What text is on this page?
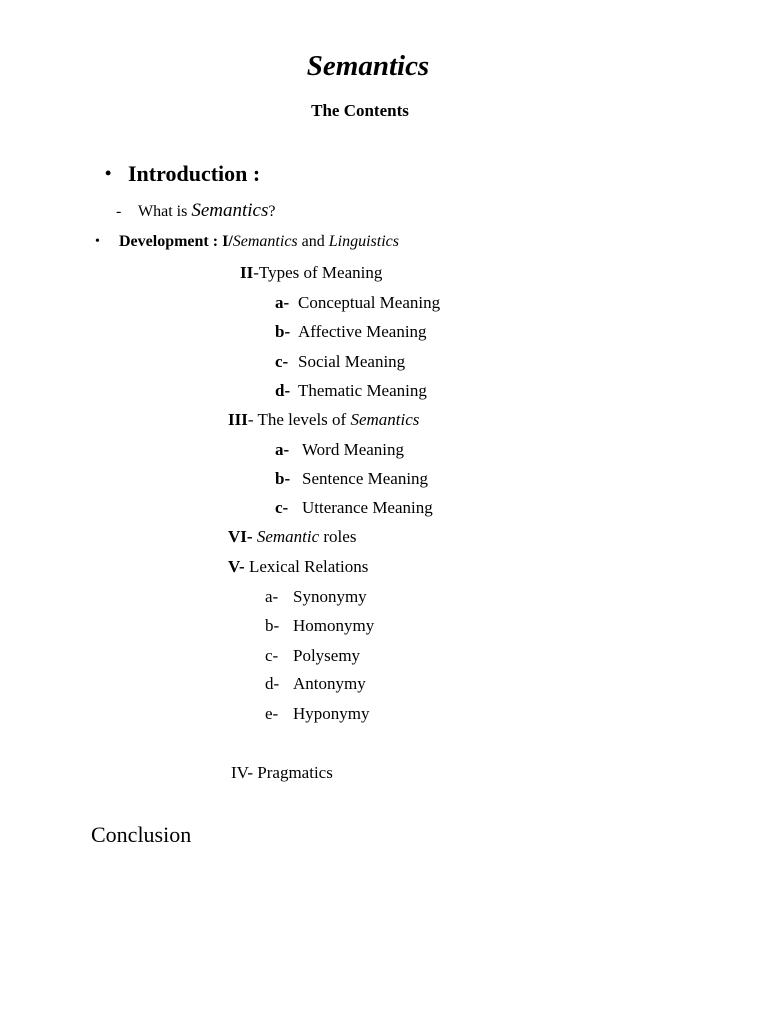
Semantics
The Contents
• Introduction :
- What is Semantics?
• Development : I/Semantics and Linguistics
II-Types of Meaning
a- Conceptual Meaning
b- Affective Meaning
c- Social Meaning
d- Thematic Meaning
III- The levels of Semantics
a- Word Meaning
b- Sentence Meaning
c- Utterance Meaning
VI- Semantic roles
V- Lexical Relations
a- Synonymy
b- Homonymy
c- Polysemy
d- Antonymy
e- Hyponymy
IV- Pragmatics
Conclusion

..........

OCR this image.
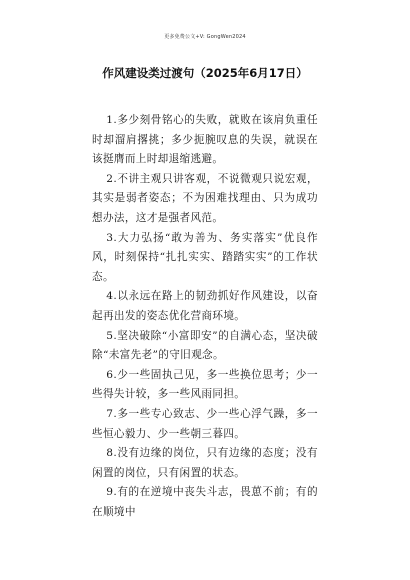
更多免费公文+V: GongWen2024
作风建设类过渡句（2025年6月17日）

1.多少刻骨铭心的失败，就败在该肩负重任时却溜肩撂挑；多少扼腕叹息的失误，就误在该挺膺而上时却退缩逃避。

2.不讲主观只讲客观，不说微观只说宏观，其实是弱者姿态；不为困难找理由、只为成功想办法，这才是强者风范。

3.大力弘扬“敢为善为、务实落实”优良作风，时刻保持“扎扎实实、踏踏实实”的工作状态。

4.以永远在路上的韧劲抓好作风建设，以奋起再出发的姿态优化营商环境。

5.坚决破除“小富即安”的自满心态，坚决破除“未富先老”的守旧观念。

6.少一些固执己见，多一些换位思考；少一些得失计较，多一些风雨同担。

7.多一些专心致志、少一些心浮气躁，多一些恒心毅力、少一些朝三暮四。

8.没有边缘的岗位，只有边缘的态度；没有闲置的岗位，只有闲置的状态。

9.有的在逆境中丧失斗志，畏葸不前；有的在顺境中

..........

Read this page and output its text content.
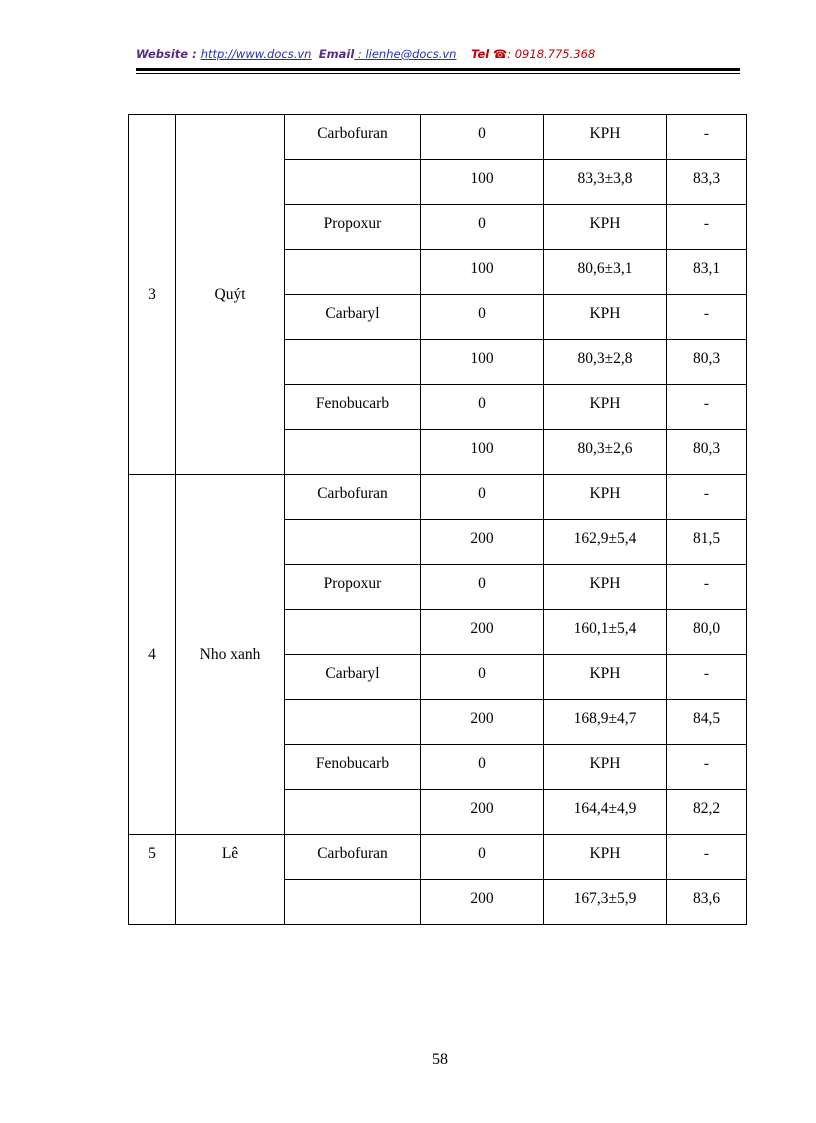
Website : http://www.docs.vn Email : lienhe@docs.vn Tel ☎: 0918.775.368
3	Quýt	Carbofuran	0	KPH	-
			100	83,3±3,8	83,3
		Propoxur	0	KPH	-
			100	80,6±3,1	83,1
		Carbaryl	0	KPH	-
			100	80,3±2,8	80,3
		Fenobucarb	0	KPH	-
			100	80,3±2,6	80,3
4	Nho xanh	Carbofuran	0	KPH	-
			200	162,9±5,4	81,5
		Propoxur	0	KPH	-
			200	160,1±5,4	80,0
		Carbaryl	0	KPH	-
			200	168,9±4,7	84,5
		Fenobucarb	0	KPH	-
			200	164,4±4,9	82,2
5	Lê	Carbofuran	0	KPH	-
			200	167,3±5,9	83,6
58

..........

**Objective**
Above are the records. Identify each line that contains the word "text".

**Expected answer**
What text is on this page?
Read this page and output its text content.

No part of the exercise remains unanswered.